[start DATA FOR PROCESSING]

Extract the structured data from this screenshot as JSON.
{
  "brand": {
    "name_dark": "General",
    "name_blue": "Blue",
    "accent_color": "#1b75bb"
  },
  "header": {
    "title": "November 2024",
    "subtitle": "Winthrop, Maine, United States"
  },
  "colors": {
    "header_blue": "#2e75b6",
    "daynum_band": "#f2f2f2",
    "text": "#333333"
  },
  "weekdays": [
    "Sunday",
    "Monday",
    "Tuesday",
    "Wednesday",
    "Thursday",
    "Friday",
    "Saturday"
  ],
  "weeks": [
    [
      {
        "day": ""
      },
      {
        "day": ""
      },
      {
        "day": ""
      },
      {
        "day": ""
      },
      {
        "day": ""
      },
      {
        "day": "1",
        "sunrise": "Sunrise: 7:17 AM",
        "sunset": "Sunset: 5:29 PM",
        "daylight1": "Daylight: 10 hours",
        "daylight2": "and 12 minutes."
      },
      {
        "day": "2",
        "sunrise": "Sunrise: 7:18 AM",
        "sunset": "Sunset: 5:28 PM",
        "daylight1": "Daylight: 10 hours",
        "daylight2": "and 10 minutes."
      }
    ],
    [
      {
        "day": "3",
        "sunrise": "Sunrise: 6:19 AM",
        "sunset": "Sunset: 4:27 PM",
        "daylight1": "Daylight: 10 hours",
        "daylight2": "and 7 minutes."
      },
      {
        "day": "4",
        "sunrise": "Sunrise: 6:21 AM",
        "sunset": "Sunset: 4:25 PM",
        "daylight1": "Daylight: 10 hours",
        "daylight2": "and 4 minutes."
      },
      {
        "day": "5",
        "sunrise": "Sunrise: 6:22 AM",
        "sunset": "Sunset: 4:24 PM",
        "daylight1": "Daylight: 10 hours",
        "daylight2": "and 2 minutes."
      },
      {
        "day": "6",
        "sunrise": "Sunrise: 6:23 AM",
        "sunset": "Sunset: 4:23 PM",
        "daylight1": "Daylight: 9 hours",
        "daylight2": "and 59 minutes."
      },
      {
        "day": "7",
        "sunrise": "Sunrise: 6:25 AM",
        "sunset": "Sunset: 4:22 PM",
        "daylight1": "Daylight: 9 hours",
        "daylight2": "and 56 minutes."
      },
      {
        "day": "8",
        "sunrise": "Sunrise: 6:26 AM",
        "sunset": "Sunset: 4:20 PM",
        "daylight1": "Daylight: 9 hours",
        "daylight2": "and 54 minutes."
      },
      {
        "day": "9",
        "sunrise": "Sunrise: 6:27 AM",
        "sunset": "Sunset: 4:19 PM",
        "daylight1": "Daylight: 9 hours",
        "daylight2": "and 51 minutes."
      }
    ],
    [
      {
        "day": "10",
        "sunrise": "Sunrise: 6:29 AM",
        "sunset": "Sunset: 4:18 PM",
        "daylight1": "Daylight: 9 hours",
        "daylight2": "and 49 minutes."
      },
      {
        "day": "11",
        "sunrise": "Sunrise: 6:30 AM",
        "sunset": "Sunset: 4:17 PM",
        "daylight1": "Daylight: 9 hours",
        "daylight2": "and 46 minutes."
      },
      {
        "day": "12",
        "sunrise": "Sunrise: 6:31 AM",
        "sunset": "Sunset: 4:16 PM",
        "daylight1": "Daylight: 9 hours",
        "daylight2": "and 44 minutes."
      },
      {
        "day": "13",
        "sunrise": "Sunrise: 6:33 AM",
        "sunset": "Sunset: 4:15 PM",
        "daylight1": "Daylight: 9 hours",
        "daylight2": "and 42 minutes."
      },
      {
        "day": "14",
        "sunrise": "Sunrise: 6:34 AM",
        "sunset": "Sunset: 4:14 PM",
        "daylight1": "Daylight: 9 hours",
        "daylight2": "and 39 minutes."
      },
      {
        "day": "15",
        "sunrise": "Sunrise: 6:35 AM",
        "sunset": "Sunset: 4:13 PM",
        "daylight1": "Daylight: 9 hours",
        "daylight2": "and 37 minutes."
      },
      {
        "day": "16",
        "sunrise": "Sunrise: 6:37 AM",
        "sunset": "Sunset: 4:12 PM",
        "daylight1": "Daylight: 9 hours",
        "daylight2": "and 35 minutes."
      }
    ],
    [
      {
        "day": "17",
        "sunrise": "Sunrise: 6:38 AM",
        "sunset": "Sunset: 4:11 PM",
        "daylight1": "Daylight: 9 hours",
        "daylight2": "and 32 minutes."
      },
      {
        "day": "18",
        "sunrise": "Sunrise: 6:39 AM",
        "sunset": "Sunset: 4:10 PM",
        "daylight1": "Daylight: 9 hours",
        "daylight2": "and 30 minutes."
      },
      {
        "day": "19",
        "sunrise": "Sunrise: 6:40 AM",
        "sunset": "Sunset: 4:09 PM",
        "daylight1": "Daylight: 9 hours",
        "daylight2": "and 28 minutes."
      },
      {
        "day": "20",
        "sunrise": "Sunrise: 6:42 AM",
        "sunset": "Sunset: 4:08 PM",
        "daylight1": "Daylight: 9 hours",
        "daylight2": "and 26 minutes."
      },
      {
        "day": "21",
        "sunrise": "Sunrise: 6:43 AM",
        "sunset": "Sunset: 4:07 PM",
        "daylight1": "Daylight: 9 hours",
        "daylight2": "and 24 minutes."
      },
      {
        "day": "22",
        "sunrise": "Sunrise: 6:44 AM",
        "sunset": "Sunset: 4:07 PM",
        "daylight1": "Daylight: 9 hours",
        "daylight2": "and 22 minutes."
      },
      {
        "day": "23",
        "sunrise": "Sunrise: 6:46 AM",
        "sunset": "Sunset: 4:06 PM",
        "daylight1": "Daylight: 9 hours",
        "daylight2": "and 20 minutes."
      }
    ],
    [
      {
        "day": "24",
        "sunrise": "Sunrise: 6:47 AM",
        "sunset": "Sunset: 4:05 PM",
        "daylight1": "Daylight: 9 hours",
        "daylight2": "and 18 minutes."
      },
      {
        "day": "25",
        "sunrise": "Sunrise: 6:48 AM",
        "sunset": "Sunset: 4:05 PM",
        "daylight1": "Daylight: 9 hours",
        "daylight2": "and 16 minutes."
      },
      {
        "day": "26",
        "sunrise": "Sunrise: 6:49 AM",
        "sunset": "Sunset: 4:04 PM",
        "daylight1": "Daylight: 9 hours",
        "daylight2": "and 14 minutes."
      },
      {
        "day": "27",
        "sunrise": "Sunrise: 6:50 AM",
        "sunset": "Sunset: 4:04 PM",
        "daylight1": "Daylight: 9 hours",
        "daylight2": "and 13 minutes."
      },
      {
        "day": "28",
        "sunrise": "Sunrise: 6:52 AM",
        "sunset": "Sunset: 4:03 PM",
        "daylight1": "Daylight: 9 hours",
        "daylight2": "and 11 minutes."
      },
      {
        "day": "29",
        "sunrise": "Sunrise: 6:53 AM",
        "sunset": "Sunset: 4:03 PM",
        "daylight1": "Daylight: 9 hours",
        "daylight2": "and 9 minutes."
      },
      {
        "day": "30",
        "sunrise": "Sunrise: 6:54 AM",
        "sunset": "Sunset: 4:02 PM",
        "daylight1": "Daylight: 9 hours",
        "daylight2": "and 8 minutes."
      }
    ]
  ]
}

[end DATA FOR PROCESSING]

= WHAT YOU WILL DO =
Copy out the full set of records precisely, leaving nothing out.

= SOLVED PROBLEM =
Extract the structured data from this screenshot as JSON.
{
  "brand": {
    "name_dark": "General",
    "name_blue": "Blue",
    "accent_color": "#1b75bb"
  },
  "header": {
    "title": "November 2024",
    "subtitle": "Winthrop, Maine, United States"
  },
  "colors": {
    "header_blue": "#2e75b6",
    "daynum_band": "#f2f2f2",
    "text": "#333333"
  },
  "weekdays": [
    "Sunday",
    "Monday",
    "Tuesday",
    "Wednesday",
    "Thursday",
    "Friday",
    "Saturday"
  ],
  "weeks": [
    [
      {
        "day": ""
      },
      {
        "day": ""
      },
      {
        "day": ""
      },
      {
        "day": ""
      },
      {
        "day": ""
      },
      {
        "day": "1",
        "sunrise": "Sunrise: 7:17 AM",
        "sunset": "Sunset: 5:29 PM",
        "daylight1": "Daylight: 10 hours",
        "daylight2": "and 12 minutes."
      },
      {
        "day": "2",
        "sunrise": "Sunrise: 7:18 AM",
        "sunset": "Sunset: 5:28 PM",
        "daylight1": "Daylight: 10 hours",
        "daylight2": "and 10 minutes."
      }
    ],
    [
      {
        "day": "3",
        "sunrise": "Sunrise: 6:19 AM",
        "sunset": "Sunset: 4:27 PM",
        "daylight1": "Daylight: 10 hours",
        "daylight2": "and 7 minutes."
      },
      {
        "day": "4",
        "sunrise": "Sunrise: 6:21 AM",
        "sunset": "Sunset: 4:25 PM",
        "daylight1": "Daylight: 10 hours",
        "daylight2": "and 4 minutes."
      },
      {
        "day": "5",
        "sunrise": "Sunrise: 6:22 AM",
        "sunset": "Sunset: 4:24 PM",
        "daylight1": "Daylight: 10 hours",
        "daylight2": "and 2 minutes."
      },
      {
        "day": "6",
        "sunrise": "Sunrise: 6:23 AM",
        "sunset": "Sunset: 4:23 PM",
        "daylight1": "Daylight: 9 hours",
        "daylight2": "and 59 minutes."
      },
      {
        "day": "7",
        "sunrise": "Sunrise: 6:25 AM",
        "sunset": "Sunset: 4:22 PM",
        "daylight1": "Daylight: 9 hours",
        "daylight2": "and 56 minutes."
      },
      {
        "day": "8",
        "sunrise": "Sunrise: 6:26 AM",
        "sunset": "Sunset: 4:20 PM",
        "daylight1": "Daylight: 9 hours",
        "daylight2": "and 54 minutes."
      },
      {
        "day": "9",
        "sunrise": "Sunrise: 6:27 AM",
        "sunset": "Sunset: 4:19 PM",
        "daylight1": "Daylight: 9 hours",
        "daylight2": "and 51 minutes."
      }
    ],
    [
      {
        "day": "10",
        "sunrise": "Sunrise: 6:29 AM",
        "sunset": "Sunset: 4:18 PM",
        "daylight1": "Daylight: 9 hours",
        "daylight2": "and 49 minutes."
      },
      {
        "day": "11",
        "sunrise": "Sunrise: 6:30 AM",
        "sunset": "Sunset: 4:17 PM",
        "daylight1": "Daylight: 9 hours",
        "daylight2": "and 46 minutes."
      },
      {
        "day": "12",
        "sunrise": "Sunrise: 6:31 AM",
        "sunset": "Sunset: 4:16 PM",
        "daylight1": "Daylight: 9 hours",
        "daylight2": "and 44 minutes."
      },
      {
        "day": "13",
        "sunrise": "Sunrise: 6:33 AM",
        "sunset": "Sunset: 4:15 PM",
        "daylight1": "Daylight: 9 hours",
        "daylight2": "and 42 minutes."
      },
      {
        "day": "14",
        "sunrise": "Sunrise: 6:34 AM",
        "sunset": "Sunset: 4:14 PM",
        "daylight1": "Daylight: 9 hours",
        "daylight2": "and 39 minutes."
      },
      {
        "day": "15",
        "sunrise": "Sunrise: 6:35 AM",
        "sunset": "Sunset: 4:13 PM",
        "daylight1": "Daylight: 9 hours",
        "daylight2": "and 37 minutes."
      },
      {
        "day": "16",
        "sunrise": "Sunrise: 6:37 AM",
        "sunset": "Sunset: 4:12 PM",
        "daylight1": "Daylight: 9 hours",
        "daylight2": "and 35 minutes."
      }
    ],
    [
      {
        "day": "17",
        "sunrise": "Sunrise: 6:38 AM",
        "sunset": "Sunset: 4:11 PM",
        "daylight1": "Daylight: 9 hours",
        "daylight2": "and 32 minutes."
      },
      {
        "day": "18",
        "sunrise": "Sunrise: 6:39 AM",
        "sunset": "Sunset: 4:10 PM",
        "daylight1": "Daylight: 9 hours",
        "daylight2": "and 30 minutes."
      },
      {
        "day": "19",
        "sunrise": "Sunrise: 6:40 AM",
        "sunset": "Sunset: 4:09 PM",
        "daylight1": "Daylight: 9 hours",
        "daylight2": "and 28 minutes."
      },
      {
        "day": "20",
        "sunrise": "Sunrise: 6:42 AM",
        "sunset": "Sunset: 4:08 PM",
        "daylight1": "Daylight: 9 hours",
        "daylight2": "and 26 minutes."
      },
      {
        "day": "21",
        "sunrise": "Sunrise: 6:43 AM",
        "sunset": "Sunset: 4:07 PM",
        "daylight1": "Daylight: 9 hours",
        "daylight2": "and 24 minutes."
      },
      {
        "day": "22",
        "sunrise": "Sunrise: 6:44 AM",
        "sunset": "Sunset: 4:07 PM",
        "daylight1": "Daylight: 9 hours",
        "daylight2": "and 22 minutes."
      },
      {
        "day": "23",
        "sunrise": "Sunrise: 6:46 AM",
        "sunset": "Sunset: 4:06 PM",
        "daylight1": "Daylight: 9 hours",
        "daylight2": "and 20 minutes."
      }
    ],
    [
      {
        "day": "24",
        "sunrise": "Sunrise: 6:47 AM",
        "sunset": "Sunset: 4:05 PM",
        "daylight1": "Daylight: 9 hours",
        "daylight2": "and 18 minutes."
      },
      {
        "day": "25",
        "sunrise": "Sunrise: 6:48 AM",
        "sunset": "Sunset: 4:05 PM",
        "daylight1": "Daylight: 9 hours",
        "daylight2": "and 16 minutes."
      },
      {
        "day": "26",
        "sunrise": "Sunrise: 6:49 AM",
        "sunset": "Sunset: 4:04 PM",
        "daylight1": "Daylight: 9 hours",
        "daylight2": "and 14 minutes."
      },
      {
        "day": "27",
        "sunrise": "Sunrise: 6:50 AM",
        "sunset": "Sunset: 4:04 PM",
        "daylight1": "Daylight: 9 hours",
        "daylight2": "and 13 minutes."
      },
      {
        "day": "28",
        "sunrise": "Sunrise: 6:52 AM",
        "sunset": "Sunset: 4:03 PM",
        "daylight1": "Daylight: 9 hours",
        "daylight2": "and 11 minutes."
      },
      {
        "day": "29",
        "sunrise": "Sunrise: 6:53 AM",
        "sunset": "Sunset: 4:03 PM",
        "daylight1": "Daylight: 9 hours",
        "daylight2": "and 9 minutes."
      },
      {
        "day": "30",
        "sunrise": "Sunrise: 6:54 AM",
        "sunset": "Sunset: 4:02 PM",
        "daylight1": "Daylight: 9 hours",
        "daylight2": "and 8 minutes."
      }
    ]
  ]
}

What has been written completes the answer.